**** The input

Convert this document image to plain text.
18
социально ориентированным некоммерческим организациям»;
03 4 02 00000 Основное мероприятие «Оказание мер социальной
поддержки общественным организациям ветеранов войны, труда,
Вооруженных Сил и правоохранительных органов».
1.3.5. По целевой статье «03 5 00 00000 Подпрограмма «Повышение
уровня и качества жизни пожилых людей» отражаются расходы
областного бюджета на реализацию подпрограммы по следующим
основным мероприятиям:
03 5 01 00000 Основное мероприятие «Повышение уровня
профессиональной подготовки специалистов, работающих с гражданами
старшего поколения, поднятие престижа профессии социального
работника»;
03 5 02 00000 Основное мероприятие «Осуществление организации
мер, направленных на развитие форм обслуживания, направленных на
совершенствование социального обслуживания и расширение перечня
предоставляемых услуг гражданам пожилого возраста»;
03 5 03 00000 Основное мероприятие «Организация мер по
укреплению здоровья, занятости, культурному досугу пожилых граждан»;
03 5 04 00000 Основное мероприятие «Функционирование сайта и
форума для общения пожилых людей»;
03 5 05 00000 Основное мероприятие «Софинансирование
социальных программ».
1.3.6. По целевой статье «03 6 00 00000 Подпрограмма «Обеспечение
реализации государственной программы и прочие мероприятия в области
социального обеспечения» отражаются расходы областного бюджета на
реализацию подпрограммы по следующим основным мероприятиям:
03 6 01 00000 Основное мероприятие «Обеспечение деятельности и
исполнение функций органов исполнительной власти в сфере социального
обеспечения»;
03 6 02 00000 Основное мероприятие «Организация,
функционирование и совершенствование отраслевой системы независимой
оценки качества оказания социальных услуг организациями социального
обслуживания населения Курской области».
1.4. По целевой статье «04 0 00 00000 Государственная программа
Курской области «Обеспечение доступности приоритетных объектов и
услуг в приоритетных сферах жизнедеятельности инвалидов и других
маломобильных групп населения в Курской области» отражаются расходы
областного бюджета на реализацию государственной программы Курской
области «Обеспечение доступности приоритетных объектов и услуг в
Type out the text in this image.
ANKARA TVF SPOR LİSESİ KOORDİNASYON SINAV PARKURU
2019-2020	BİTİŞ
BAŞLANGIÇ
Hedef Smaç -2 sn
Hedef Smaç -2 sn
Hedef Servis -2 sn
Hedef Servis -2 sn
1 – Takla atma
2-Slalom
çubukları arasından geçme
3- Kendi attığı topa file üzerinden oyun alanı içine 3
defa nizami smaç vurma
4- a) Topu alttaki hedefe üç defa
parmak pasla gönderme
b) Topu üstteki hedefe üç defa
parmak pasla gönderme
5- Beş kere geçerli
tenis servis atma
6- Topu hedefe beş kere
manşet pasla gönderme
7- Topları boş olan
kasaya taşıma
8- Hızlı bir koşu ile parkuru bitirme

********

To do: Repeat exactly the lines from the line containing "Type out the text in this image." through the end of the listing above; both boundary lines are part of the output.

Answer to the problem:
Type out the text in this image.
ANKARA TVF SPOR LİSESİ KOORDİNASYON SINAV PARKURU
2019-2020	BİTİŞ
BAŞLANGIÇ
Hedef Smaç -2 sn
Hedef Smaç -2 sn
Hedef Servis -2 sn
Hedef Servis -2 sn
1 – Takla atma
2-Slalom
çubukları arasından geçme
3- Kendi attığı topa file üzerinden oyun alanı içine 3
defa nizami smaç vurma
4- a) Topu alttaki hedefe üç defa
parmak pasla gönderme
b) Topu üstteki hedefe üç defa
parmak pasla gönderme
5- Beş kere geçerli
tenis servis atma
6- Topu hedefe beş kere
manşet pasla gönderme
7- Topları boş olan
kasaya taşıma
8- Hızlı bir koşu ile parkuru bitirme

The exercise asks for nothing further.